● **GOAL OF THE EXERCISE**
Count how many lines of the data below contain the string "next"; the reply should be that number alone.

Start

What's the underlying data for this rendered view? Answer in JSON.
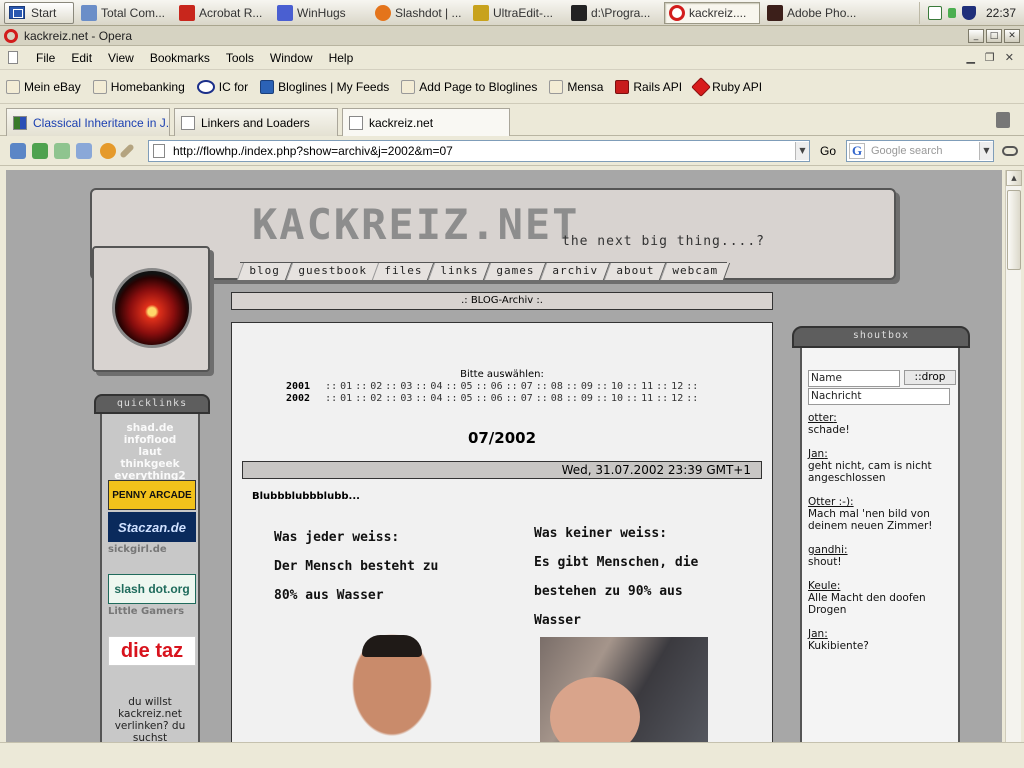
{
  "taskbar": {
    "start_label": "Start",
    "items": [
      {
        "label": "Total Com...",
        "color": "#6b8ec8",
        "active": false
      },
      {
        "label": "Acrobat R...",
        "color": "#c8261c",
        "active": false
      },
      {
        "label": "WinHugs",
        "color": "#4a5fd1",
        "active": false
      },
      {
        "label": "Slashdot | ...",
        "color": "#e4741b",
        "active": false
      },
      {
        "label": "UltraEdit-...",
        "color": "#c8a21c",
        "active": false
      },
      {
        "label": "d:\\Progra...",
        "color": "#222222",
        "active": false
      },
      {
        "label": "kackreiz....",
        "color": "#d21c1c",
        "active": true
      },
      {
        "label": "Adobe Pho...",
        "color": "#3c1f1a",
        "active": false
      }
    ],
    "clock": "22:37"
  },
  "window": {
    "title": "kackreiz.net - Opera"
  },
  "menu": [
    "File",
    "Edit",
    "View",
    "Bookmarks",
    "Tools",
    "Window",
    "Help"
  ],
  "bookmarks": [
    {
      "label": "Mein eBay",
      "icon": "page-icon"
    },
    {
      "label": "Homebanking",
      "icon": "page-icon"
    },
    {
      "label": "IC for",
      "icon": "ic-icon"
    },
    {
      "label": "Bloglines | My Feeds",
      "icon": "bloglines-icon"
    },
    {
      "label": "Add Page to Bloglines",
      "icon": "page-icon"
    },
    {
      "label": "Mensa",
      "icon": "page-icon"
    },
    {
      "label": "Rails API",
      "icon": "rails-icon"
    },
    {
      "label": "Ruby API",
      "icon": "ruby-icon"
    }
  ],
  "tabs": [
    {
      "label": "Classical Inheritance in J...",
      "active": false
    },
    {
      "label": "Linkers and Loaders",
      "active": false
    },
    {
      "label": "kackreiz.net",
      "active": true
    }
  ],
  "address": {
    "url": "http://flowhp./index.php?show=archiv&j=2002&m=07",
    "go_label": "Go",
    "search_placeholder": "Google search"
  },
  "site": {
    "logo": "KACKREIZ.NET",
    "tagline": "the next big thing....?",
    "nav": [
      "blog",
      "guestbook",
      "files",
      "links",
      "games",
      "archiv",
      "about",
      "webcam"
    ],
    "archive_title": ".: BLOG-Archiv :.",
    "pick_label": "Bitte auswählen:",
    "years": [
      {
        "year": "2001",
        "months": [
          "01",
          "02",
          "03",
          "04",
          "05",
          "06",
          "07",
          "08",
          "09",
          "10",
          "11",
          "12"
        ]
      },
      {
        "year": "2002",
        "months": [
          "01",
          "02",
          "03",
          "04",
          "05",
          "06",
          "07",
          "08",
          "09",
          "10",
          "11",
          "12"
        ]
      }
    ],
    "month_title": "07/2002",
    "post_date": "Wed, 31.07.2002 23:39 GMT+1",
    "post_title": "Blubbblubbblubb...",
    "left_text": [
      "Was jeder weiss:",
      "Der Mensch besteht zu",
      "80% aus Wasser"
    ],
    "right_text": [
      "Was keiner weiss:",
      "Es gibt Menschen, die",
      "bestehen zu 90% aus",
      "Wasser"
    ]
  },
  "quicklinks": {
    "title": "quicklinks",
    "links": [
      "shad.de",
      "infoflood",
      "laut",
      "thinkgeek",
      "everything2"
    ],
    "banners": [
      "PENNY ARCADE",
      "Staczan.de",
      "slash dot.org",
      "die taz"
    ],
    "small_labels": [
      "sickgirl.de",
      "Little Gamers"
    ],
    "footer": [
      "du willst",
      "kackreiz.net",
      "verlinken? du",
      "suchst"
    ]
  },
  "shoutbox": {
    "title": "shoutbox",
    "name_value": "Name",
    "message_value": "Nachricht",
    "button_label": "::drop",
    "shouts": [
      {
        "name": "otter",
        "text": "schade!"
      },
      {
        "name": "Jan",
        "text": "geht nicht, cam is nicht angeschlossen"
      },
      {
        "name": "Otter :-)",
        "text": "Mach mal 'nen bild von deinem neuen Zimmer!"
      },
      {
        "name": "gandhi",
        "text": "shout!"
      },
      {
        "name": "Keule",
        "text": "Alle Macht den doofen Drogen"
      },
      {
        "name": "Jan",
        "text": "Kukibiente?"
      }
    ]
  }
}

End
Start

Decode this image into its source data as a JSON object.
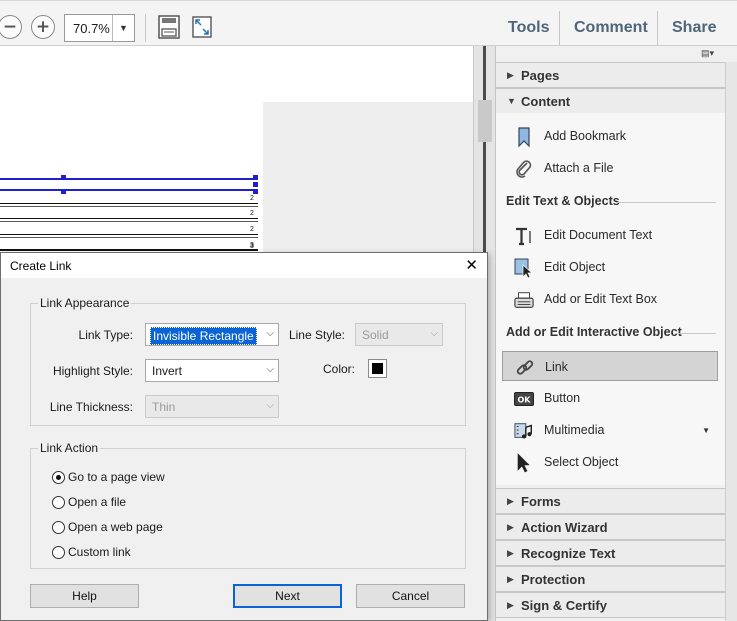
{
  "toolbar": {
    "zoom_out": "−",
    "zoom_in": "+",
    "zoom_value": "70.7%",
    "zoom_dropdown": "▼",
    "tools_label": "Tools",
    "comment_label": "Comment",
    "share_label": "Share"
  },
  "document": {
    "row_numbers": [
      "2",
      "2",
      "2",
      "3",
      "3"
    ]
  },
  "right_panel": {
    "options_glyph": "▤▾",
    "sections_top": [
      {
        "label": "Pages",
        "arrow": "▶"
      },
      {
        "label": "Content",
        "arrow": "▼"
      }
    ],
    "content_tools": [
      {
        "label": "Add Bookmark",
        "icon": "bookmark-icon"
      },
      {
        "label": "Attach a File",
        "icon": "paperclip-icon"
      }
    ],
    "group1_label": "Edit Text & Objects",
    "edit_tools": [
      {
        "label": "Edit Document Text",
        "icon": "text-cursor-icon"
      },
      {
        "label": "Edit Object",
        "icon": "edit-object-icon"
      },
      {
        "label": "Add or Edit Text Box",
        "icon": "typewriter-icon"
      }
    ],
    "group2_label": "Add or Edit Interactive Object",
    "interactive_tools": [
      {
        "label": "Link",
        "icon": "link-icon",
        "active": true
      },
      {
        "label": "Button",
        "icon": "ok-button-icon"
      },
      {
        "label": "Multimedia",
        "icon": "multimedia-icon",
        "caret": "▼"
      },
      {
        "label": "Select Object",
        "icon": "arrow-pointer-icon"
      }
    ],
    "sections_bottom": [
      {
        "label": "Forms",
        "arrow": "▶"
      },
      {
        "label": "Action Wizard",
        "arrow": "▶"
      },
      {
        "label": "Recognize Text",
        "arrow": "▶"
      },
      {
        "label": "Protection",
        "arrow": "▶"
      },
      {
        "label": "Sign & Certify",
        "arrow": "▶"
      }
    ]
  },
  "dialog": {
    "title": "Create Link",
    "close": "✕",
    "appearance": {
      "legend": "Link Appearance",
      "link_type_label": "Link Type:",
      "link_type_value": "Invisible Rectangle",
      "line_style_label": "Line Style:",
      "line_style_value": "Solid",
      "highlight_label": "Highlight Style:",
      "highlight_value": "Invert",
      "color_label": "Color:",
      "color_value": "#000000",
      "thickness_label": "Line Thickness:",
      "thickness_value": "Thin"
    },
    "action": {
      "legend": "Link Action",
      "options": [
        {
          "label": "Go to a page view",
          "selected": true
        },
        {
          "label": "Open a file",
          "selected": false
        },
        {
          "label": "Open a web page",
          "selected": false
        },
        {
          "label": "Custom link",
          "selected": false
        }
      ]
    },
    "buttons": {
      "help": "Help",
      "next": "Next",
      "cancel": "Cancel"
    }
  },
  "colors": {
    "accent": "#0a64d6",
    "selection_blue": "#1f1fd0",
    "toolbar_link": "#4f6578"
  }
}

End

● **FULL ANSWER**
2